• _WRITTEN REQUEST_
The records below must be written out exactly, with every picture left behind.
* Start THE DATA *
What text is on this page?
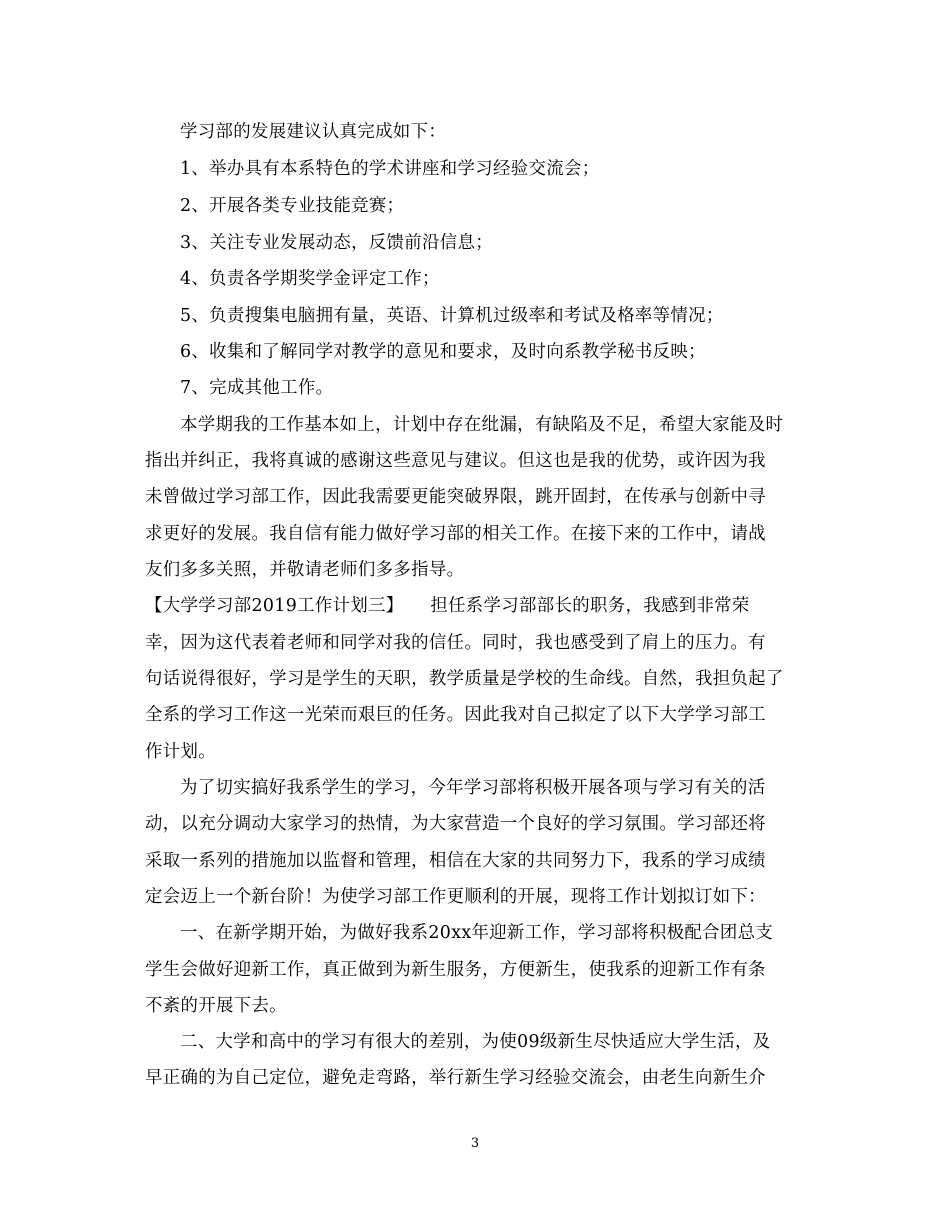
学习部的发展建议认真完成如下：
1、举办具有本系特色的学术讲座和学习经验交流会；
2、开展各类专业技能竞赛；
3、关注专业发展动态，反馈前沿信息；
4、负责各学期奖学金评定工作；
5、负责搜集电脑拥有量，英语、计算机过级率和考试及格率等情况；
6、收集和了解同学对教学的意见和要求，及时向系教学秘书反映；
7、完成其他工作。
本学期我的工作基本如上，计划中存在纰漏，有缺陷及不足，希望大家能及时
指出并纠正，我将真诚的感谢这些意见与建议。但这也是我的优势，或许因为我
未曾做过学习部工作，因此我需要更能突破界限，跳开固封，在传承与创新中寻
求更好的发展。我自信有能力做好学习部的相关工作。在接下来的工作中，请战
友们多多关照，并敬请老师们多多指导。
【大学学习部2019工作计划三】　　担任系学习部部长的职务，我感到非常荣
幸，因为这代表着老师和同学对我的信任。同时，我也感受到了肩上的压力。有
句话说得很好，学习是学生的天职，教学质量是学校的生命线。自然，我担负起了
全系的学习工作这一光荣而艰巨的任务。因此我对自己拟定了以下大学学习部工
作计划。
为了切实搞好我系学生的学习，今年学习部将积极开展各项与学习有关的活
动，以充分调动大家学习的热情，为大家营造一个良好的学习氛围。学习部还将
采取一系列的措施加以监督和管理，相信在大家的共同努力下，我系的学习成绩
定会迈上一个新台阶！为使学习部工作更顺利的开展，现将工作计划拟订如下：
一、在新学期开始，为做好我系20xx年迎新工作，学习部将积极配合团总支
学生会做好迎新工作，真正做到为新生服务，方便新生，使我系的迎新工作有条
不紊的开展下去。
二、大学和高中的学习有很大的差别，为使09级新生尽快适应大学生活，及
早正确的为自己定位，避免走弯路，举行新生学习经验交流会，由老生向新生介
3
* End THE DATA *
• _SOLUTION TO THE EXERCISE_
What text is on this page?
学习部的发展建议认真完成如下：
1、举办具有本系特色的学术讲座和学习经验交流会；
2、开展各类专业技能竞赛；
3、关注专业发展动态，反馈前沿信息；
4、负责各学期奖学金评定工作；
5、负责搜集电脑拥有量，英语、计算机过级率和考试及格率等情况；
6、收集和了解同学对教学的意见和要求，及时向系教学秘书反映；
7、完成其他工作。
本学期我的工作基本如上，计划中存在纰漏，有缺陷及不足，希望大家能及时
指出并纠正，我将真诚的感谢这些意见与建议。但这也是我的优势，或许因为我
未曾做过学习部工作，因此我需要更能突破界限，跳开固封，在传承与创新中寻
求更好的发展。我自信有能力做好学习部的相关工作。在接下来的工作中，请战
友们多多关照，并敬请老师们多多指导。
【大学学习部2019工作计划三】　　担任系学习部部长的职务，我感到非常荣
幸，因为这代表着老师和同学对我的信任。同时，我也感受到了肩上的压力。有
句话说得很好，学习是学生的天职，教学质量是学校的生命线。自然，我担负起了
全系的学习工作这一光荣而艰巨的任务。因此我对自己拟定了以下大学学习部工
作计划。
为了切实搞好我系学生的学习，今年学习部将积极开展各项与学习有关的活
动，以充分调动大家学习的热情，为大家营造一个良好的学习氛围。学习部还将
采取一系列的措施加以监督和管理，相信在大家的共同努力下，我系的学习成绩
定会迈上一个新台阶！为使学习部工作更顺利的开展，现将工作计划拟订如下：
一、在新学期开始，为做好我系20xx年迎新工作，学习部将积极配合团总支
学生会做好迎新工作，真正做到为新生服务，方便新生，使我系的迎新工作有条
不紊的开展下去。
二、大学和高中的学习有很大的差别，为使09级新生尽快适应大学生活，及
早正确的为自己定位，避免走弯路，举行新生学习经验交流会，由老生向新生介
3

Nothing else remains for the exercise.